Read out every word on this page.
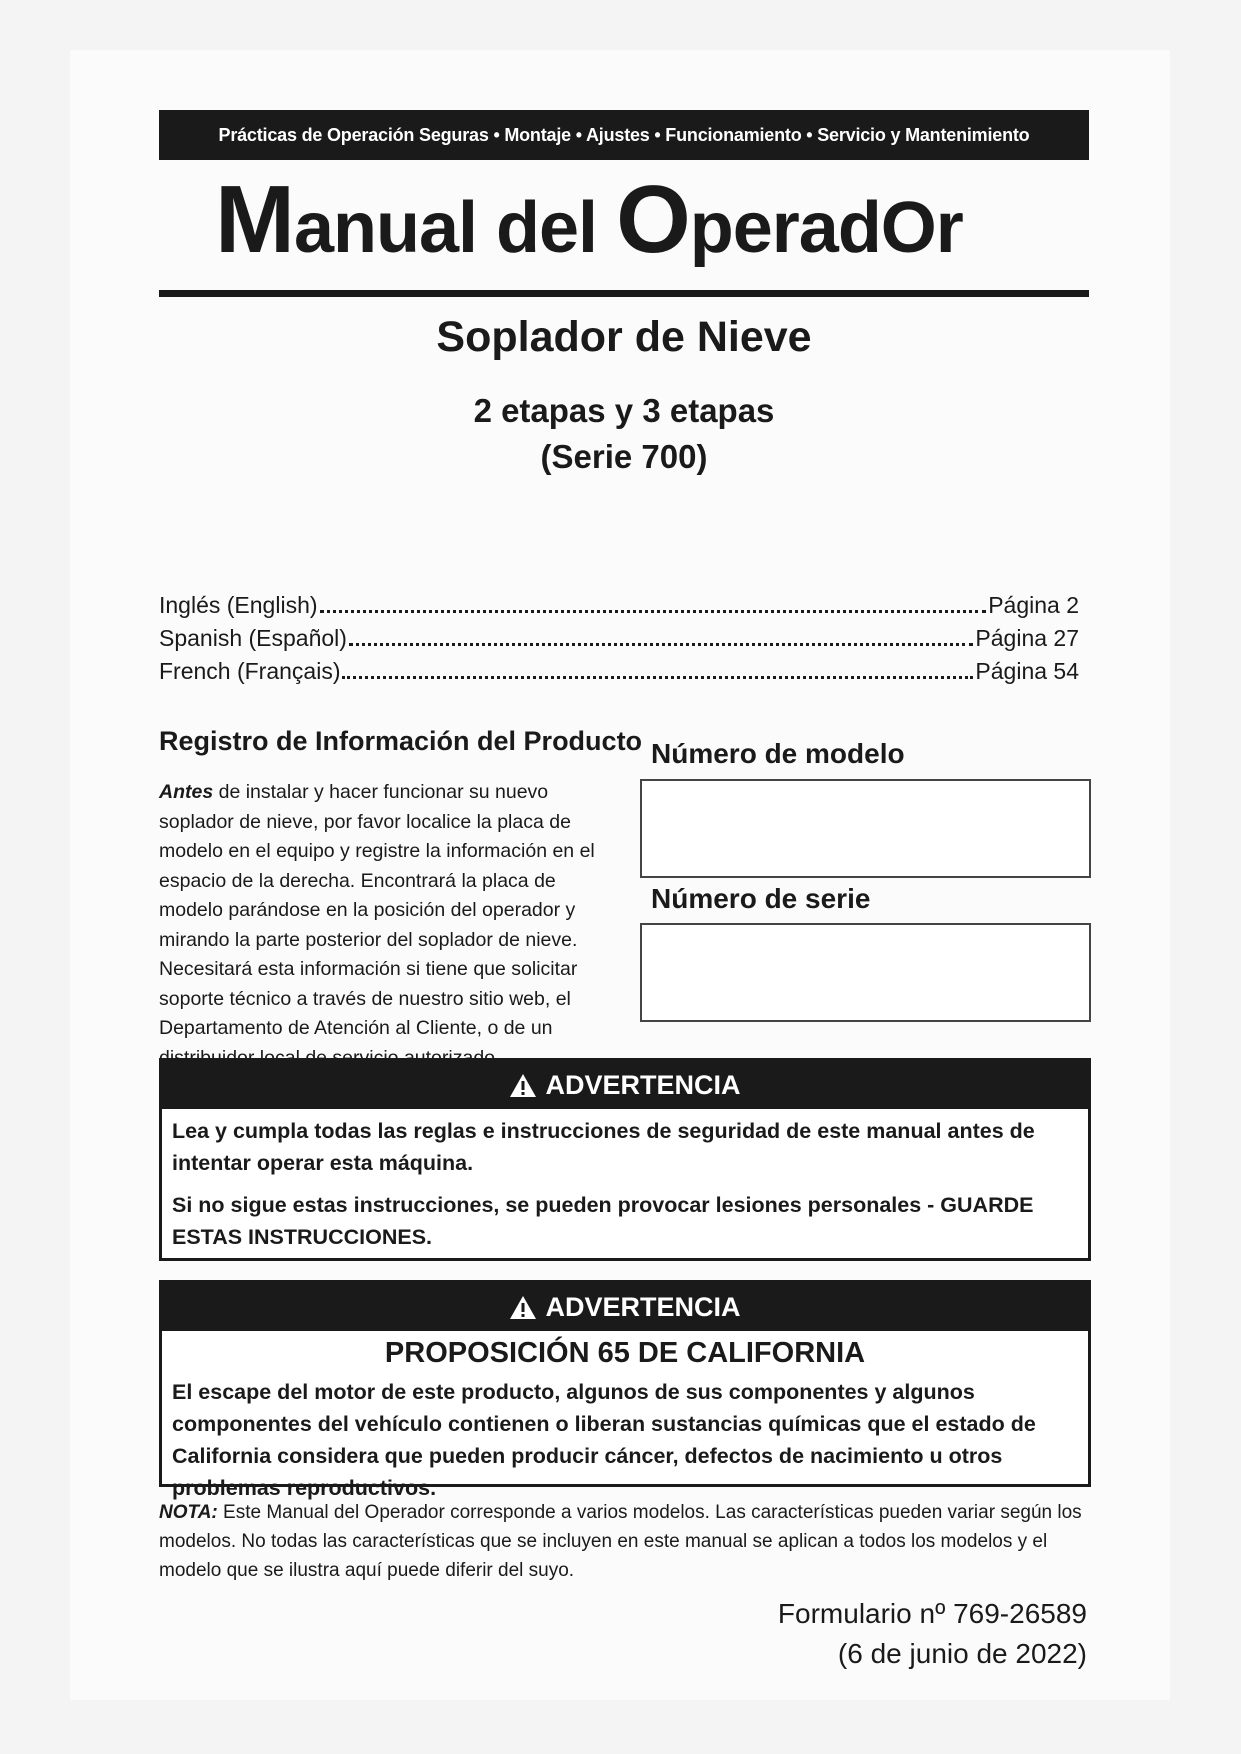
Prácticas de Operación Seguras • Montaje • Ajustes • Funcionamiento • Servicio y Mantenimiento
Manual del OperadOr
Soplador de Nieve
2 etapas y 3 etapas
(Serie 700)
Inglés (English)	Página 2
Spanish (Español)	Página 27
French (Français)	Página 54
Registro de Información del Producto
Antes de instalar y hacer funcionar su nuevo soplador de nieve, por favor localice la placa de modelo en el equipo y registre la información en el espacio de la derecha. Encontrará la placa de modelo parándose en la posición del operador y mirando la parte posterior del soplador de nieve. Necesitará esta información si tiene que solicitar soporte técnico a través de nuestro sitio web, el Departamento de Atención al Cliente, o de un
Número de modelo
Número de serie
ADVERTENCIA
Lea y cumpla todas las reglas e instrucciones de seguridad de este manual antes de intentar operar esta máquina.
Si no sigue estas instrucciones, se pueden provocar lesiones personales - GUARDE ESTAS INSTRUCCIONES.
ADVERTENCIA
PROPOSICIÓN 65 DE CALIFORNIA
El escape del motor de este producto, algunos de sus componentes y algunos componentes del vehículo contienen o liberan sustancias químicas que el estado de California considera que pueden producir cáncer, defectos de nacimiento u otros problemas reproductivos.
NOTA: Este Manual del Operador corresponde a varios modelos. Las características pueden variar según los modelos. No todas las características que se incluyen en este manual se aplican a todos los modelos y el modelo que se ilustra aquí puede diferir del suyo.
Formulario nº 769-26589
(6 de junio de 2022)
━━━━━━━━
GOAL:
Search the data for "Página" and list every line in which it occurs.

THE COMPLETED TASK:
Inglés (English)	Página 2
Spanish (Español)	Página 27
French (Français)	Página 54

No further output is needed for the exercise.